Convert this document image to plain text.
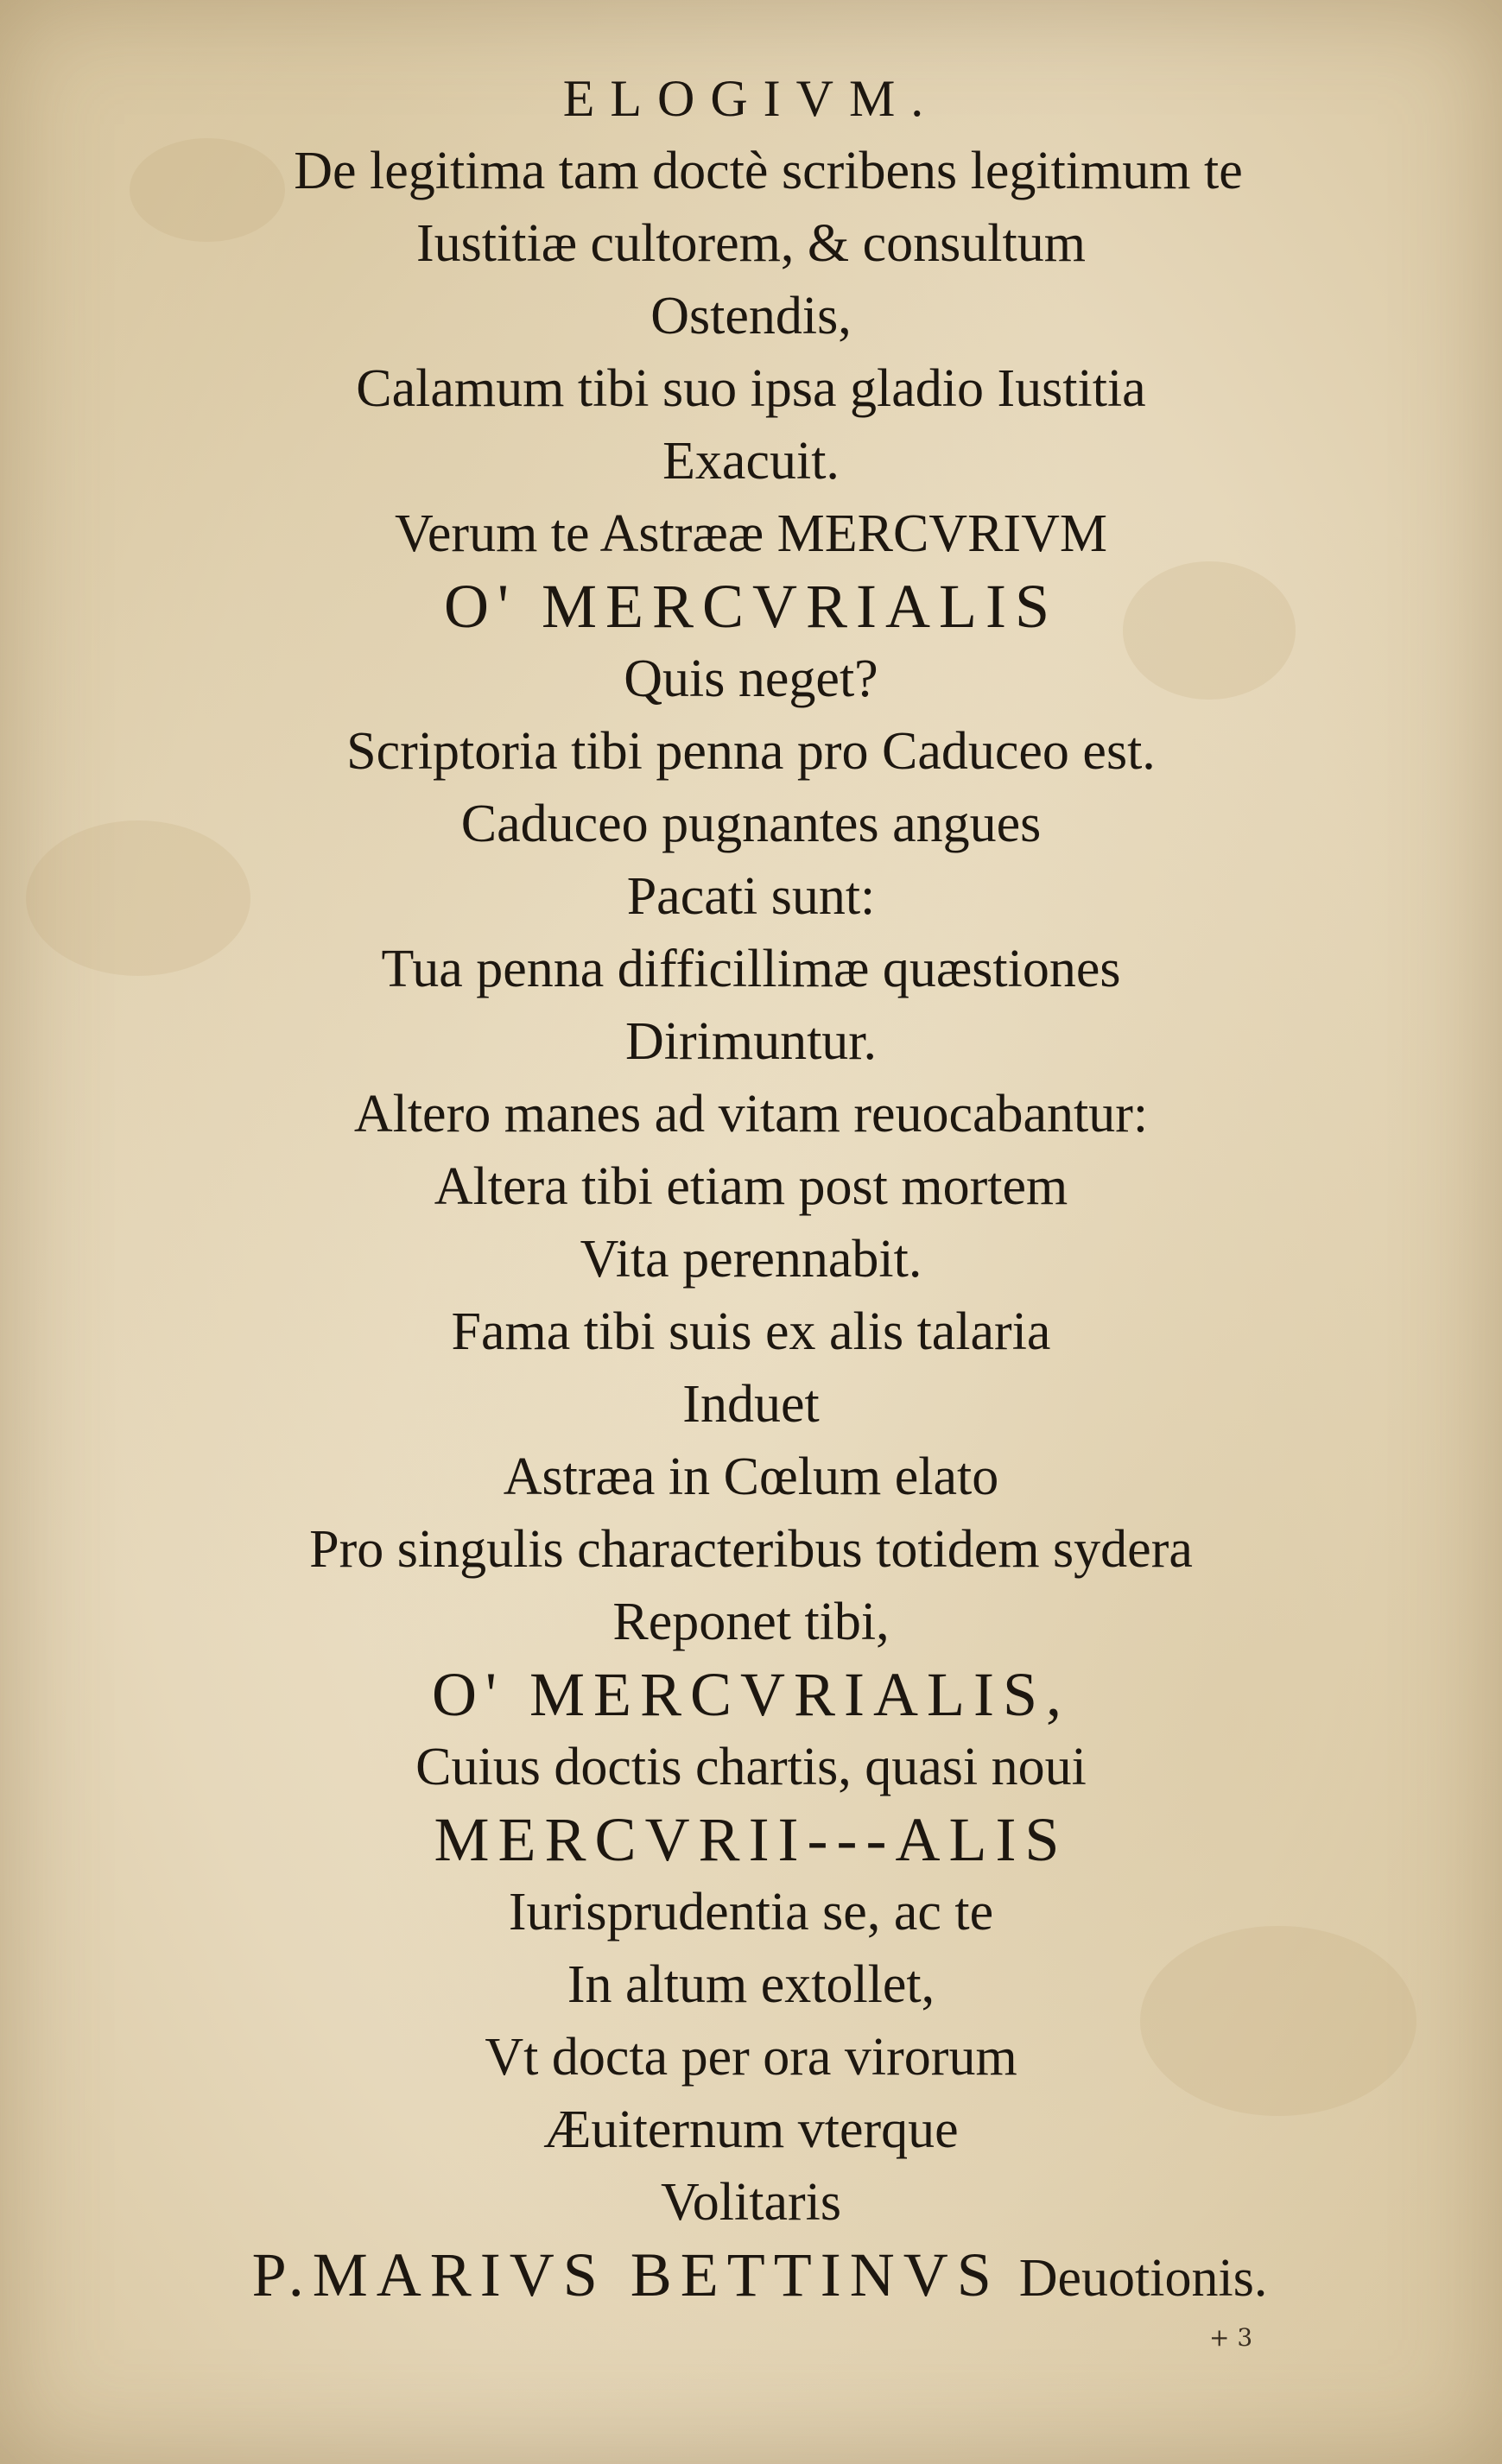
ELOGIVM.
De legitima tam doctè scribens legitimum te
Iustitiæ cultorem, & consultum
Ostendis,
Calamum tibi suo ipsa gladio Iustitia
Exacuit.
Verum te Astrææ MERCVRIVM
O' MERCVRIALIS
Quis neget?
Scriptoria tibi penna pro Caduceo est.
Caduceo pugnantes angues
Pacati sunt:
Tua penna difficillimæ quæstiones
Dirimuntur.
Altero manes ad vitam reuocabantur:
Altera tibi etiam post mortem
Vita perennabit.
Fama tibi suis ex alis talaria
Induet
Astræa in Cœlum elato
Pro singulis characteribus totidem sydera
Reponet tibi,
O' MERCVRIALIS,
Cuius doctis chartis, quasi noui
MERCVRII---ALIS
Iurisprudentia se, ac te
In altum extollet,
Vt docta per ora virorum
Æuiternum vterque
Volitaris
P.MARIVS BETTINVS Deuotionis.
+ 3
--------------------------------------------------
Each line of the data should be quoted exactly, with pictures left out.

Convert this document image to plain text.
ELOGIVM.
De legitima tam doctè scribens legitimum te
Iustitiæ cultorem, & consultum
Ostendis,
Calamum tibi suo ipsa gladio Iustitia
Exacuit.
Verum te Astrææ MERCVRIVM
O' MERCVRIALIS
Quis neget?
Scriptoria tibi penna pro Caduceo est.
Caduceo pugnantes angues
Pacati sunt:
Tua penna difficillimæ quæstiones
Dirimuntur.
Altero manes ad vitam reuocabantur:
Altera tibi etiam post mortem
Vita perennabit.
Fama tibi suis ex alis talaria
Induet
Astræa in Cœlum elato
Pro singulis characteribus totidem sydera
Reponet tibi,
O' MERCVRIALIS,
Cuius doctis chartis, quasi noui
MERCVRII---ALIS
Iurisprudentia se, ac te
In altum extollet,
Vt docta per ora virorum
Æuiternum vterque
Volitaris
P.MARIVS BETTINVS Deuotionis.
+ 3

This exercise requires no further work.